- [Request]:
Using the records that follow, copy every line containing the word "stata".

- [Dataset listings of figures]:
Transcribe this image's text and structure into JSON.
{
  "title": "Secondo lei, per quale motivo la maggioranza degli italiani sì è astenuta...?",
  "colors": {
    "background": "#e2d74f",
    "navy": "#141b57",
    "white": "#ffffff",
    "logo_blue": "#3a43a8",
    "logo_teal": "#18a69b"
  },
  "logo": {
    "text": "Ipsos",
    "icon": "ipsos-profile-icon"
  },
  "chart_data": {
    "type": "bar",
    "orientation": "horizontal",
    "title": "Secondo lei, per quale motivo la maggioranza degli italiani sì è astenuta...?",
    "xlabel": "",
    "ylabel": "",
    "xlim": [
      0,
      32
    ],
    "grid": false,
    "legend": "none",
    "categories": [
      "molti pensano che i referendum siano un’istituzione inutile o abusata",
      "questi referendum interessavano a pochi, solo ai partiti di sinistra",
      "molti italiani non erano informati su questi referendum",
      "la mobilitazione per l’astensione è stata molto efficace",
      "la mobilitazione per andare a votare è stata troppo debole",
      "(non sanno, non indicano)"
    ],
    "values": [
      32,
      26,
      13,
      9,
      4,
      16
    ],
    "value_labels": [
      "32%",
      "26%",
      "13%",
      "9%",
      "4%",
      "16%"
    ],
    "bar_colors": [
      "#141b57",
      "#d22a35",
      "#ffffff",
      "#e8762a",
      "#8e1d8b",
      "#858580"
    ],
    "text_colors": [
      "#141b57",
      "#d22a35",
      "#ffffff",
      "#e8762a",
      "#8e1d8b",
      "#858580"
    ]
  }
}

- [Task solution]:
      "la mobilitazione per l’astensione è stata molto efficace",
      "la mobilitazione per andare a votare è stata troppo debole",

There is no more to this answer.